Collected data entries
━━━━━━━━━━━━━━━━━━━━

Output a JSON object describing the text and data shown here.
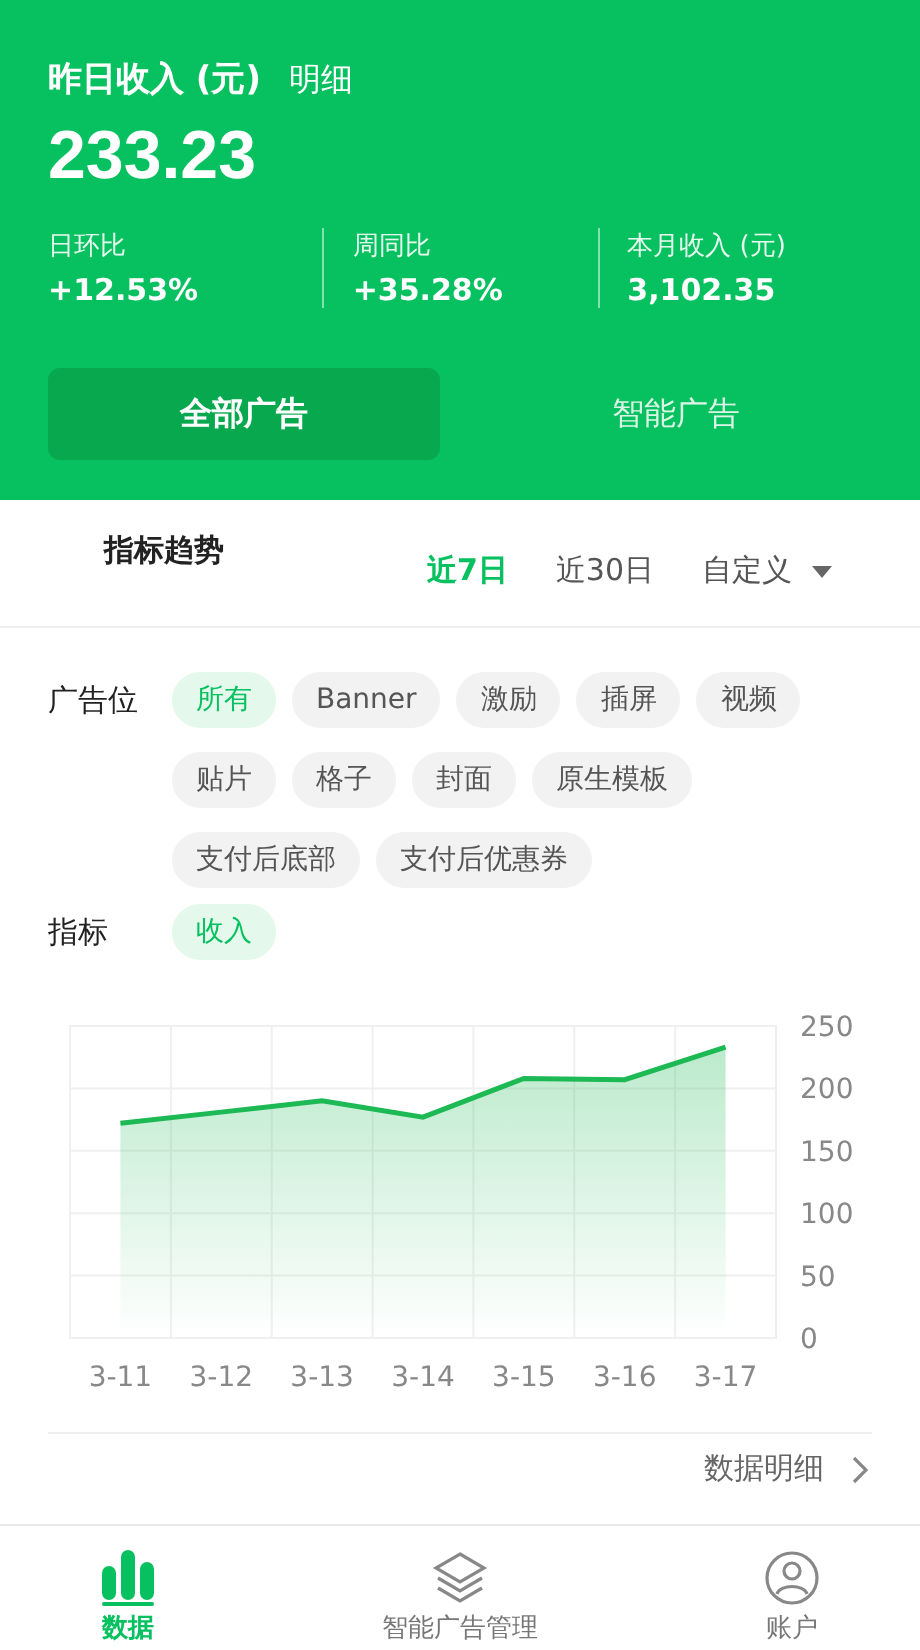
{
  "header": {
    "title": "昨日收入 (元)",
    "detail_link": "明细",
    "amount": "233.23",
    "stats": [
      {
        "label": "日环比",
        "value": "+12.53%"
      },
      {
        "label": "周同比",
        "value": "+35.28%"
      },
      {
        "label": "本月收入 (元)",
        "value": "3,102.35"
      }
    ],
    "tabs": [
      {
        "label": "全部广告",
        "selected": true
      },
      {
        "label": "智能广告",
        "selected": false
      }
    ]
  },
  "trend": {
    "title": "指标趋势",
    "ranges": [
      {
        "label": "近7日",
        "selected": true
      },
      {
        "label": "近30日",
        "selected": false
      },
      {
        "label": "自定义",
        "selected": false,
        "dropdown": true
      }
    ]
  },
  "filters": [
    {
      "label": "广告位",
      "chips": [
        {
          "label": "所有",
          "selected": true
        },
        {
          "label": "Banner",
          "selected": false
        },
        {
          "label": "激励",
          "selected": false
        },
        {
          "label": "插屏",
          "selected": false
        },
        {
          "label": "视频",
          "selected": false
        },
        {
          "label": "贴片",
          "selected": false
        },
        {
          "label": "格子",
          "selected": false
        },
        {
          "label": "封面",
          "selected": false
        },
        {
          "label": "原生模板",
          "selected": false
        },
        {
          "label": "支付后底部",
          "selected": false
        },
        {
          "label": "支付后优惠券",
          "selected": false
        }
      ]
    },
    {
      "label": "指标",
      "chips": [
        {
          "label": "收入",
          "selected": true
        }
      ]
    }
  ],
  "chart_data": {
    "type": "area",
    "categories": [
      "3-11",
      "3-12",
      "3-13",
      "3-14",
      "3-15",
      "3-16",
      "3-17"
    ],
    "grid": true,
    "series": [
      {
        "color": "#1db954",
        "values": [
          172,
          181,
          190,
          177,
          208,
          207,
          233
        ]
      }
    ],
    "ylim": [
      0,
      250
    ],
    "yticks": [
      0,
      50,
      100,
      150,
      200,
      250
    ]
  },
  "detail_link": "数据明细",
  "nav": [
    {
      "label": "数据",
      "selected": true,
      "kind": "chart"
    },
    {
      "label": "智能广告管理",
      "selected": false,
      "kind": "layers"
    },
    {
      "label": "账户",
      "selected": false,
      "kind": "user"
    }
  ]
}
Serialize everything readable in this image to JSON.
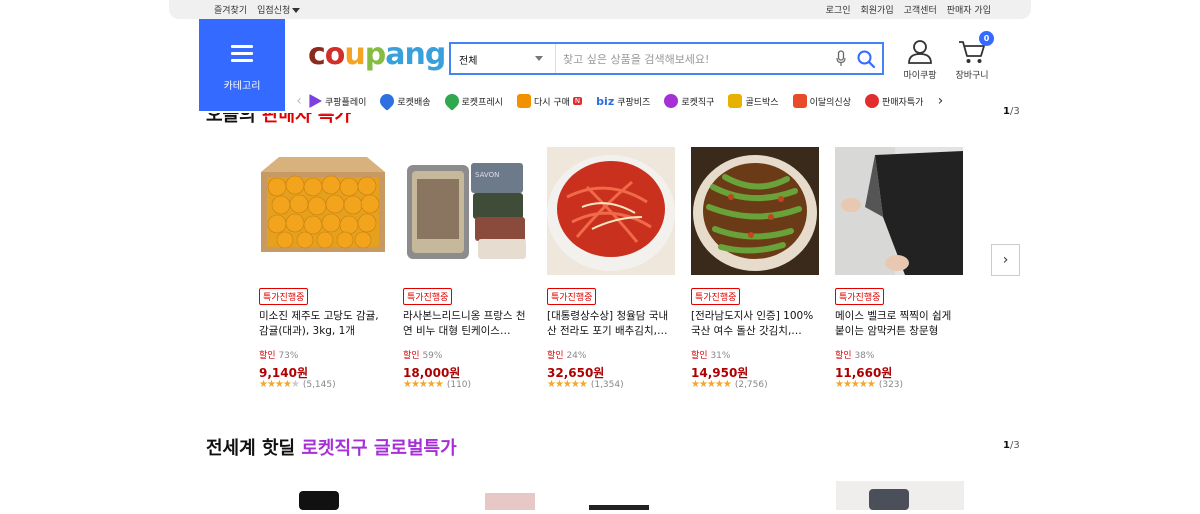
{
  "topbar": {
    "left": [
      "즐겨찾기",
      "입점신청"
    ],
    "right": [
      "로그인",
      "회원가입",
      "고객센터",
      "판매자 가입"
    ]
  },
  "category_button": {
    "label": "카테고리"
  },
  "logo": {
    "parts": [
      "c",
      "o",
      "u",
      "p",
      "ang"
    ]
  },
  "search": {
    "category": "전체",
    "placeholder": "찾고 싶은 상품을 검색해보세요!"
  },
  "account": {
    "mycoupang": "마이쿠팡",
    "cart": "장바구니",
    "cart_count": "0"
  },
  "quick_menu": [
    {
      "label": "쿠팡플레이",
      "color": "#7b3fe4"
    },
    {
      "label": "로켓배송",
      "color": "#2f6fe0"
    },
    {
      "label": "로켓프레시",
      "color": "#2fa84f"
    },
    {
      "label": "다시 구매",
      "color": "#f29100"
    },
    {
      "label": "쿠팡비즈",
      "color": "#2a6ee0"
    },
    {
      "label": "로켓직구",
      "color": "#a531d6"
    },
    {
      "label": "골드박스",
      "color": "#e7b100"
    },
    {
      "label": "이달의신상",
      "color": "#e84a2a"
    },
    {
      "label": "판매자특가",
      "color": "#e12d2d"
    }
  ],
  "section1": {
    "title_black": "오늘의 ",
    "title_accent": "판매자 특가",
    "page_current": "1",
    "page_total": "/3"
  },
  "products": [
    {
      "tag": "특가진행중",
      "name": "미소진 제주도 고당도 감귤, 감귤(대과), 3kg, 1개",
      "discount_label": "할인",
      "discount": "73%",
      "price": "9,140원",
      "rating": 4,
      "reviews": "(5,145)"
    },
    {
      "tag": "특가진행중",
      "name": "라사본느리드니옹 프랑스 천연 비누 대형 틴케이스…",
      "discount_label": "할인",
      "discount": "59%",
      "price": "18,000원",
      "rating": 4.5,
      "reviews": "(110)"
    },
    {
      "tag": "특가진행중",
      "name": "[대통령상수상] 청율담 국내산 전라도 포기 배추김치,…",
      "discount_label": "할인",
      "discount": "24%",
      "price": "32,650원",
      "rating": 4.5,
      "reviews": "(1,354)"
    },
    {
      "tag": "특가진행중",
      "name": "[전라남도지사 인증] 100% 국산 여수 돌산 갓김치,…",
      "discount_label": "할인",
      "discount": "31%",
      "price": "14,950원",
      "rating": 4.5,
      "reviews": "(2,756)"
    },
    {
      "tag": "특가진행중",
      "name": "메이스 벨크로 찍찍이 쉽게 붙이는 암막커튼 창문형",
      "discount_label": "할인",
      "discount": "38%",
      "price": "11,660원",
      "rating": 4.5,
      "reviews": "(323)"
    }
  ],
  "section2": {
    "title_black": "전세계 핫딜 ",
    "title_accent": "로켓직구 글로벌특가",
    "page_current": "1",
    "page_total": "/3"
  }
}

━━━━━━━━━━━━━━━━━━━━

**Work required**
Give the entries again without a single change, but with no pictures.

**Solution for this exercise**
Output a JSON object describing the text and data shown here.
{
  "header": {
    "title": "昨日收入 (元)",
    "detail_link": "明细",
    "amount": "233.23",
    "stats": [
      {
        "label": "日环比",
        "value": "+12.53%"
      },
      {
        "label": "周同比",
        "value": "+35.28%"
      },
      {
        "label": "本月收入 (元)",
        "value": "3,102.35"
      }
    ],
    "tabs": [
      {
        "label": "全部广告",
        "selected": true
      },
      {
        "label": "智能广告",
        "selected": false
      }
    ]
  },
  "trend": {
    "title": "指标趋势",
    "ranges": [
      {
        "label": "近7日",
        "selected": true
      },
      {
        "label": "近30日",
        "selected": false
      },
      {
        "label": "自定义",
        "selected": false,
        "dropdown": true
      }
    ]
  },
  "filters": [
    {
      "label": "广告位",
      "chips": [
        {
          "label": "所有",
          "selected": true
        },
        {
          "label": "Banner",
          "selected": false
        },
        {
          "label": "激励",
          "selected": false
        },
        {
          "label": "插屏",
          "selected": false
        },
        {
          "label": "视频",
          "selected": false
        },
        {
          "label": "贴片",
          "selected": false
        },
        {
          "label": "格子",
          "selected": false
        },
        {
          "label": "封面",
          "selected": false
        },
        {
          "label": "原生模板",
          "selected": false
        },
        {
          "label": "支付后底部",
          "selected": false
        },
        {
          "label": "支付后优惠券",
          "selected": false
        }
      ]
    },
    {
      "label": "指标",
      "chips": [
        {
          "label": "收入",
          "selected": true
        }
      ]
    }
  ],
  "chart_data": {
    "type": "area",
    "categories": [
      "3-11",
      "3-12",
      "3-13",
      "3-14",
      "3-15",
      "3-16",
      "3-17"
    ],
    "grid": true,
    "series": [
      {
        "color": "#1db954",
        "values": [
          172,
          181,
          190,
          177,
          208,
          207,
          233
        ]
      }
    ],
    "ylim": [
      0,
      250
    ],
    "yticks": [
      0,
      50,
      100,
      150,
      200,
      250
    ]
  },
  "detail_link": "数据明细",
  "nav": [
    {
      "label": "数据",
      "selected": true,
      "kind": "chart"
    },
    {
      "label": "智能广告管理",
      "selected": false,
      "kind": "layers"
    },
    {
      "label": "账户",
      "selected": false,
      "kind": "user"
    }
  ]
}
Serialize everything readable in this image to JSON.
{
  "topbar": {
    "left": [
      "즐겨찾기",
      "입점신청"
    ],
    "right": [
      "로그인",
      "회원가입",
      "고객센터",
      "판매자 가입"
    ]
  },
  "category_button": {
    "label": "카테고리"
  },
  "logo": {
    "parts": [
      "c",
      "o",
      "u",
      "p",
      "ang"
    ]
  },
  "search": {
    "category": "전체",
    "placeholder": "찾고 싶은 상품을 검색해보세요!"
  },
  "account": {
    "mycoupang": "마이쿠팡",
    "cart": "장바구니",
    "cart_count": "0"
  },
  "quick_menu": [
    {
      "label": "쿠팡플레이",
      "color": "#7b3fe4"
    },
    {
      "label": "로켓배송",
      "color": "#2f6fe0"
    },
    {
      "label": "로켓프레시",
      "color": "#2fa84f"
    },
    {
      "label": "다시 구매",
      "color": "#f29100"
    },
    {
      "label": "쿠팡비즈",
      "color": "#2a6ee0"
    },
    {
      "label": "로켓직구",
      "color": "#a531d6"
    },
    {
      "label": "골드박스",
      "color": "#e7b100"
    },
    {
      "label": "이달의신상",
      "color": "#e84a2a"
    },
    {
      "label": "판매자특가",
      "color": "#e12d2d"
    }
  ],
  "section1": {
    "title_black": "오늘의 ",
    "title_accent": "판매자 특가",
    "page_current": "1",
    "page_total": "/3"
  },
  "products": [
    {
      "tag": "특가진행중",
      "name": "미소진 제주도 고당도 감귤, 감귤(대과), 3kg, 1개",
      "discount_label": "할인",
      "discount": "73%",
      "price": "9,140원",
      "rating": 4,
      "reviews": "(5,145)"
    },
    {
      "tag": "특가진행중",
      "name": "라사본느리드니옹 프랑스 천연 비누 대형 틴케이스…",
      "discount_label": "할인",
      "discount": "59%",
      "price": "18,000원",
      "rating": 4.5,
      "reviews": "(110)"
    },
    {
      "tag": "특가진행중",
      "name": "[대통령상수상] 청율담 국내산 전라도 포기 배추김치,…",
      "discount_label": "할인",
      "discount": "24%",
      "price": "32,650원",
      "rating": 4.5,
      "reviews": "(1,354)"
    },
    {
      "tag": "특가진행중",
      "name": "[전라남도지사 인증] 100% 국산 여수 돌산 갓김치,…",
      "discount_label": "할인",
      "discount": "31%",
      "price": "14,950원",
      "rating": 4.5,
      "reviews": "(2,756)"
    },
    {
      "tag": "특가진행중",
      "name": "메이스 벨크로 찍찍이 쉽게 붙이는 암막커튼 창문형",
      "discount_label": "할인",
      "discount": "38%",
      "price": "11,660원",
      "rating": 4.5,
      "reviews": "(323)"
    }
  ],
  "section2": {
    "title_black": "전세계 핫딜 ",
    "title_accent": "로켓직구 글로벌특가",
    "page_current": "1",
    "page_total": "/3"
  }
}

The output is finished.